Short task:
Gather each line in the entries that includes the string "Time".

Provided material:
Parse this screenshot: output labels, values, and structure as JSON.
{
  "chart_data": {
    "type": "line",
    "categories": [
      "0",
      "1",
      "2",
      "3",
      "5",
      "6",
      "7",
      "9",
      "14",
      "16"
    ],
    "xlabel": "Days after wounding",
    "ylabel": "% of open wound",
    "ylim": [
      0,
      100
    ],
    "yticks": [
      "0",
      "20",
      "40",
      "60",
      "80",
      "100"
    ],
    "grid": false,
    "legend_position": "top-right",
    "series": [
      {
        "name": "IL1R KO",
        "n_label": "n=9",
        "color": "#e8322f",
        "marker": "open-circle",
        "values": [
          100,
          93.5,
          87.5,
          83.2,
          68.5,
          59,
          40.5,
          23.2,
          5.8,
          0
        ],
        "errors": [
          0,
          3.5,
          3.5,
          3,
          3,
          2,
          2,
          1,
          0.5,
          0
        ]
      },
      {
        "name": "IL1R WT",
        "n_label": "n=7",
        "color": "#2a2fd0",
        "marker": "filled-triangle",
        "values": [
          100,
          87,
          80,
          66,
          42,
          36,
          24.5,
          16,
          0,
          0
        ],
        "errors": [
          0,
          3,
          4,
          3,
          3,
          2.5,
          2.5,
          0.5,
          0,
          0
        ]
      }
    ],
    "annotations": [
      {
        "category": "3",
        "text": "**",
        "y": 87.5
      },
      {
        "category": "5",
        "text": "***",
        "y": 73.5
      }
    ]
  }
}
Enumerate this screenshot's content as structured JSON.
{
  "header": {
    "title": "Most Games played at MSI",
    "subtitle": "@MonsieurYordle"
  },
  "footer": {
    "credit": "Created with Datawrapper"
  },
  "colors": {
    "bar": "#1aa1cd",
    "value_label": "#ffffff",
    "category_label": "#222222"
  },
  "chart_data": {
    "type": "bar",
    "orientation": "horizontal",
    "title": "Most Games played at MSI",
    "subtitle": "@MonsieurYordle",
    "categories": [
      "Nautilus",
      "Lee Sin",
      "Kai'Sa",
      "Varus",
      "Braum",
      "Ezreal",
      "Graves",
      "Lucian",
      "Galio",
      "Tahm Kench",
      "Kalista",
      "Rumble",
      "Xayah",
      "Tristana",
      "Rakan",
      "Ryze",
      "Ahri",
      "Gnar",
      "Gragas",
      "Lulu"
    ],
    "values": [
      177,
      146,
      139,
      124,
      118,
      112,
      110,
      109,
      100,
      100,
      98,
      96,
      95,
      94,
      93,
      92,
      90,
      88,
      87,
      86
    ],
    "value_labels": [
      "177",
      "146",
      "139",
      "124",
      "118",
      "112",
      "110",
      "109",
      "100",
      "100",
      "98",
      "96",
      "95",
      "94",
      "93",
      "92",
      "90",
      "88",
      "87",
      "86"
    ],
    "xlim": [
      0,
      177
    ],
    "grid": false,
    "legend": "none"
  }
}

...

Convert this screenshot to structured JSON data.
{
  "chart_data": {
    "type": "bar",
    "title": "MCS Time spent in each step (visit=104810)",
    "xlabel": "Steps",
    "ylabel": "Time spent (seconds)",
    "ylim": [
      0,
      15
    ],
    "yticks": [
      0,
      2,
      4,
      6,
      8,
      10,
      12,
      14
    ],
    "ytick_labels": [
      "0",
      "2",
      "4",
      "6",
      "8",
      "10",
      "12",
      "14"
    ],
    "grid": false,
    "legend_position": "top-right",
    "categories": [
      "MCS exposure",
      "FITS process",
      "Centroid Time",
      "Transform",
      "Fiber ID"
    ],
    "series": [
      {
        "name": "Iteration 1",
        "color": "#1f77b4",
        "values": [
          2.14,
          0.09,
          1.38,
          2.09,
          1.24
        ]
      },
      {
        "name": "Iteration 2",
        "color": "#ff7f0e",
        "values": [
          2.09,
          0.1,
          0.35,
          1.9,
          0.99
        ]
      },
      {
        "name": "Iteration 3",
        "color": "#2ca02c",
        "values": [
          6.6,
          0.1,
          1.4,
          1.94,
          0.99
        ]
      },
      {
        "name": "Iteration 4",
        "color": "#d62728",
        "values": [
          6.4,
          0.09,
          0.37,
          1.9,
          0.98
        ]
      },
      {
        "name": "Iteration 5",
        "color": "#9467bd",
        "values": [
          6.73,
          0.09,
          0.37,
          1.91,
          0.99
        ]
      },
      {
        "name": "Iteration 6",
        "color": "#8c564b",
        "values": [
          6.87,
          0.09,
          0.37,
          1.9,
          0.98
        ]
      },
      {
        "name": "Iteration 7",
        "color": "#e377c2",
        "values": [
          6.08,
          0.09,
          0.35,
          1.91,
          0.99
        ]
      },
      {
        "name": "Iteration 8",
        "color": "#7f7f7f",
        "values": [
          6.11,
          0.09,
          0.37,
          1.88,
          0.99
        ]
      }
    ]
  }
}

Solution for this exercise:
    "title": "MCS Time spent in each step (visit=104810)",
    "ylabel": "Time spent (seconds)",
      "Centroid Time",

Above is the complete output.